= GIVEN DATA =
════════
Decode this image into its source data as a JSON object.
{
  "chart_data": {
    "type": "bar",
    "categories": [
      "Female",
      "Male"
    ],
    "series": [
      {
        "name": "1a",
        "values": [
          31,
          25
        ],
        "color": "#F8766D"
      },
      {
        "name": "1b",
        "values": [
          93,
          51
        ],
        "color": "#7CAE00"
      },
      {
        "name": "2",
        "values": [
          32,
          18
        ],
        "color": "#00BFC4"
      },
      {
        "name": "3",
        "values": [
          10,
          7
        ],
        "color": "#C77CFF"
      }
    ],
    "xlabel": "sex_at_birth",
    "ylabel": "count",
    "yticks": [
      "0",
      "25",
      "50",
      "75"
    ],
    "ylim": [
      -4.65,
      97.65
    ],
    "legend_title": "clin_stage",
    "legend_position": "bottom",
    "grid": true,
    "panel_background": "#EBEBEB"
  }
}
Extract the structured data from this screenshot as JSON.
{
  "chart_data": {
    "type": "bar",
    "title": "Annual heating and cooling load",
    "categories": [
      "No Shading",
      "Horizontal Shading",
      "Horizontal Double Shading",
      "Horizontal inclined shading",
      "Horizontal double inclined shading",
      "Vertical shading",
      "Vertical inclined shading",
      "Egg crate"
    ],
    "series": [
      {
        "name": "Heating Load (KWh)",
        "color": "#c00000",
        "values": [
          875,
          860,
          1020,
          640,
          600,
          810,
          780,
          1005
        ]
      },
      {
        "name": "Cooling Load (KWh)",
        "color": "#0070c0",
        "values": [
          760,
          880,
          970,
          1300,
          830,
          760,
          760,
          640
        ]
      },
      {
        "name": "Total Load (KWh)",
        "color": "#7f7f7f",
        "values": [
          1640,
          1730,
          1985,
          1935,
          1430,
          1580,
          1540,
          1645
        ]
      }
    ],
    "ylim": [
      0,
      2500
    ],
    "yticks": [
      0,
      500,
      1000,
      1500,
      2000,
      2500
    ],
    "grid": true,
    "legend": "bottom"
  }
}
════════
= WRITTEN PROBLEM =
Every line above should be retyped exactly as given.

= RESPONSE BELOW =
Decode this image into its source data as a JSON object.
{
  "chart_data": {
    "type": "bar",
    "categories": [
      "Female",
      "Male"
    ],
    "series": [
      {
        "name": "1a",
        "values": [
          31,
          25
        ],
        "color": "#F8766D"
      },
      {
        "name": "1b",
        "values": [
          93,
          51
        ],
        "color": "#7CAE00"
      },
      {
        "name": "2",
        "values": [
          32,
          18
        ],
        "color": "#00BFC4"
      },
      {
        "name": "3",
        "values": [
          10,
          7
        ],
        "color": "#C77CFF"
      }
    ],
    "xlabel": "sex_at_birth",
    "ylabel": "count",
    "yticks": [
      "0",
      "25",
      "50",
      "75"
    ],
    "ylim": [
      -4.65,
      97.65
    ],
    "legend_title": "clin_stage",
    "legend_position": "bottom",
    "grid": true,
    "panel_background": "#EBEBEB"
  }
}
Extract the structured data from this screenshot as JSON.
{
  "chart_data": {
    "type": "bar",
    "title": "Annual heating and cooling load",
    "categories": [
      "No Shading",
      "Horizontal Shading",
      "Horizontal Double Shading",
      "Horizontal inclined shading",
      "Horizontal double inclined shading",
      "Vertical shading",
      "Vertical inclined shading",
      "Egg crate"
    ],
    "series": [
      {
        "name": "Heating Load (KWh)",
        "color": "#c00000",
        "values": [
          875,
          860,
          1020,
          640,
          600,
          810,
          780,
          1005
        ]
      },
      {
        "name": "Cooling Load (KWh)",
        "color": "#0070c0",
        "values": [
          760,
          880,
          970,
          1300,
          830,
          760,
          760,
          640
        ]
      },
      {
        "name": "Total Load (KWh)",
        "color": "#7f7f7f",
        "values": [
          1640,
          1730,
          1985,
          1935,
          1430,
          1580,
          1540,
          1645
        ]
      }
    ],
    "ylim": [
      0,
      2500
    ],
    "yticks": [
      0,
      500,
      1000,
      1500,
      2000,
      2500
    ],
    "grid": true,
    "legend": "bottom"
  }
}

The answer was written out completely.